DATA RECORDS
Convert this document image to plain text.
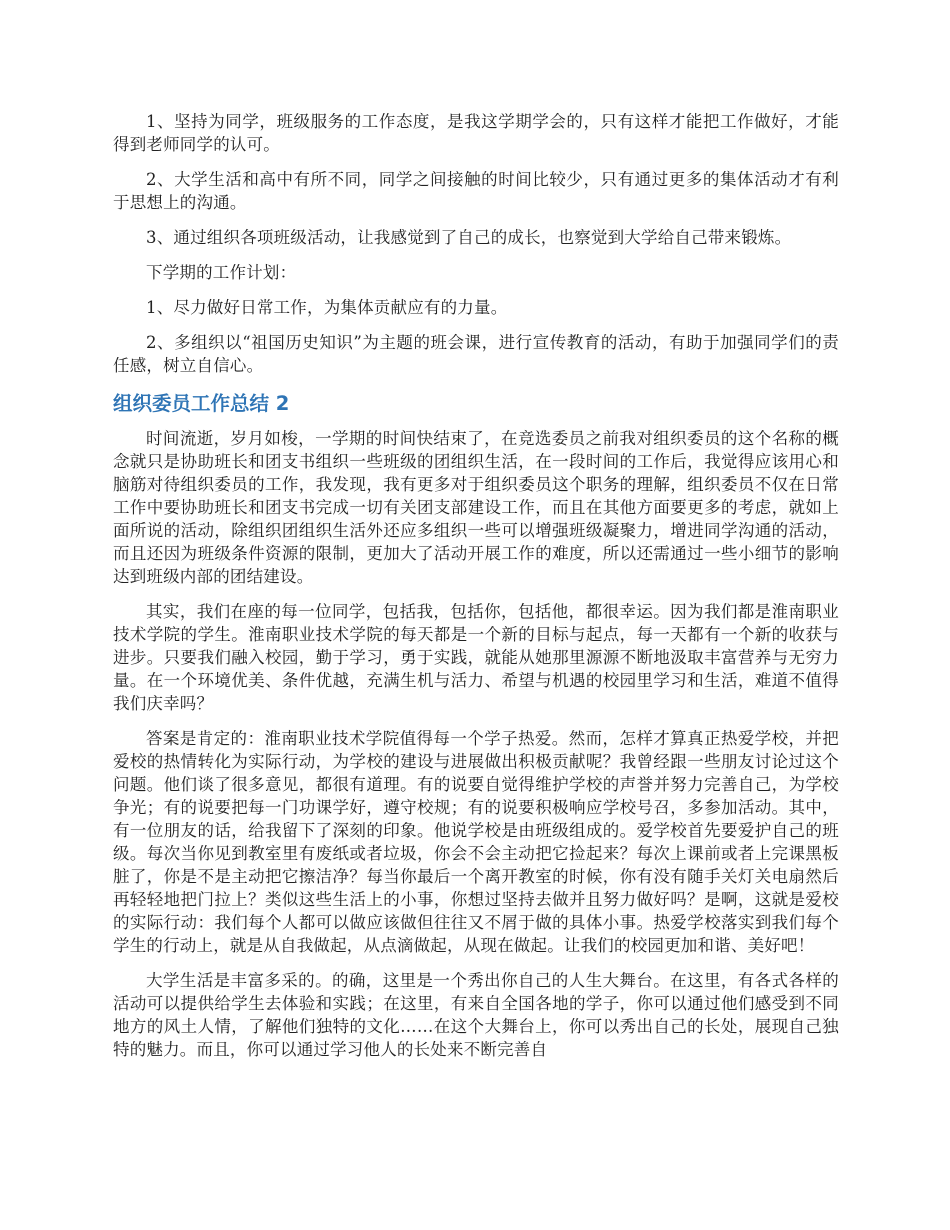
1、坚持为同学，班级服务的工作态度，是我这学期学会的，只有这样才能把工作做好，才能得到老师同学的认可。

2、大学生活和高中有所不同，同学之间接触的时间比较少，只有通过更多的集体活动才有利于思想上的沟通。

3、通过组织各项班级活动，让我感觉到了自己的成长，也察觉到大学给自己带来锻炼。

下学期的工作计划：

1、尽力做好日常工作，为集体贡献应有的力量。

2、多组织以“祖国历史知识”为主题的班会课，进行宣传教育的活动，有助于加强同学们的责任感，树立自信心。

组织委员工作总结 2

时间流逝，岁月如梭，一学期的时间快结束了，在竞选委员之前我对组织委员的这个名称的概念就只是协助班长和团支书组织一些班级的团组织生活，在一段时间的工作后，我觉得应该用心和脑筋对待组织委员的工作，我发现，我有更多对于组织委员这个职务的理解，组织委员不仅在日常工作中要协助班长和团支书完成一切有关团支部建设工作，而且在其他方面要更多的考虑，就如上面所说的活动，除组织团组织生活外还应多组织一些可以增强班级凝聚力，增进同学沟通的活动，而且还因为班级条件资源的限制，更加大了活动开展工作的难度，所以还需通过一些小细节的影响达到班级内部的团结建设。

其实，我们在座的每一位同学，包括我，包括你，包括他，都很幸运。因为我们都是淮南职业技术学院的学生。淮南职业技术学院的每天都是一个新的目标与起点，每一天都有一个新的收获与进步。只要我们融入校园，勤于学习，勇于实践，就能从她那里源源不断地汲取丰富营养与无穷力量。在一个环境优美、条件优越，充满生机与活力、希望与机遇的校园里学习和生活，难道不值得我们庆幸吗？

答案是肯定的：淮南职业技术学院值得每一个学子热爱。然而，怎样才算真正热爱学校，并把爱校的热情转化为实际行动，为学校的建设与进展做出积极贡献呢？我曾经跟一些朋友讨论过这个问题。他们谈了很多意见，都很有道理。有的说要自觉得维护学校的声誉并努力完善自己，为学校争光；有的说要把每一门功课学好，遵守校规；有的说要积极响应学校号召，多参加活动。其中，有一位朋友的话，给我留下了深刻的印象。他说学校是由班级组成的。爱学校首先要爱护自己的班级。每次当你见到教室里有废纸或者垃圾，你会不会主动把它捡起来？每次上课前或者上完课黑板脏了，你是不是主动把它擦洁净？每当你最后一个离开教室的时候，你有没有随手关灯关电扇然后再轻轻地把门拉上？类似这些生活上的小事，你想过坚持去做并且努力做好吗？是啊，这就是爱校的实际行动：我们每个人都可以做应该做但往往又不屑于做的具体小事。热爱学校落实到我们每个学生的行动上，就是从自我做起，从点滴做起，从现在做起。让我们的校园更加和谐、美好吧！

大学生活是丰富多采的。的确，这里是一个秀出你自己的人生大舞台。在这里，有各式各样的活动可以提供给学生去体验和实践；在这里，有来自全国各地的学子，你可以通过他们感受到不同地方的风土人情，了解他们独特的文化……在这个大舞台上，你可以秀出自己的长处，展现自己独特的魅力。而且，你可以通过学习他人的长处来不断完善自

WORK TO BE COMPLETED
Go through the material above and print all of it exactly, except the pictures.

ANSWER FOR THE TASK
Convert this document image to plain text.
1、坚持为同学，班级服务的工作态度，是我这学期学会的，只有这样才能把工作做好，才能得到老师同学的认可。

2、大学生活和高中有所不同，同学之间接触的时间比较少，只有通过更多的集体活动才有利于思想上的沟通。

3、通过组织各项班级活动，让我感觉到了自己的成长，也察觉到大学给自己带来锻炼。

下学期的工作计划：

1、尽力做好日常工作，为集体贡献应有的力量。

2、多组织以“祖国历史知识”为主题的班会课，进行宣传教育的活动，有助于加强同学们的责任感，树立自信心。

组织委员工作总结 2

时间流逝，岁月如梭，一学期的时间快结束了，在竞选委员之前我对组织委员的这个名称的概念就只是协助班长和团支书组织一些班级的团组织生活，在一段时间的工作后，我觉得应该用心和脑筋对待组织委员的工作，我发现，我有更多对于组织委员这个职务的理解，组织委员不仅在日常工作中要协助班长和团支书完成一切有关团支部建设工作，而且在其他方面要更多的考虑，就如上面所说的活动，除组织团组织生活外还应多组织一些可以增强班级凝聚力，增进同学沟通的活动，而且还因为班级条件资源的限制，更加大了活动开展工作的难度，所以还需通过一些小细节的影响达到班级内部的团结建设。

其实，我们在座的每一位同学，包括我，包括你，包括他，都很幸运。因为我们都是淮南职业技术学院的学生。淮南职业技术学院的每天都是一个新的目标与起点，每一天都有一个新的收获与进步。只要我们融入校园，勤于学习，勇于实践，就能从她那里源源不断地汲取丰富营养与无穷力量。在一个环境优美、条件优越，充满生机与活力、希望与机遇的校园里学习和生活，难道不值得我们庆幸吗？

答案是肯定的：淮南职业技术学院值得每一个学子热爱。然而，怎样才算真正热爱学校，并把爱校的热情转化为实际行动，为学校的建设与进展做出积极贡献呢？我曾经跟一些朋友讨论过这个问题。他们谈了很多意见，都很有道理。有的说要自觉得维护学校的声誉并努力完善自己，为学校争光；有的说要把每一门功课学好，遵守校规；有的说要积极响应学校号召，多参加活动。其中，有一位朋友的话，给我留下了深刻的印象。他说学校是由班级组成的。爱学校首先要爱护自己的班级。每次当你见到教室里有废纸或者垃圾，你会不会主动把它捡起来？每次上课前或者上完课黑板脏了，你是不是主动把它擦洁净？每当你最后一个离开教室的时候，你有没有随手关灯关电扇然后再轻轻地把门拉上？类似这些生活上的小事，你想过坚持去做并且努力做好吗？是啊，这就是爱校的实际行动：我们每个人都可以做应该做但往往又不屑于做的具体小事。热爱学校落实到我们每个学生的行动上，就是从自我做起，从点滴做起，从现在做起。让我们的校园更加和谐、美好吧！

大学生活是丰富多采的。的确，这里是一个秀出你自己的人生大舞台。在这里，有各式各样的活动可以提供给学生去体验和实践；在这里，有来自全国各地的学子，你可以通过他们感受到不同地方的风土人情，了解他们独特的文化……在这个大舞台上，你可以秀出自己的长处，展现自己独特的魅力。而且，你可以通过学习他人的长处来不断完善自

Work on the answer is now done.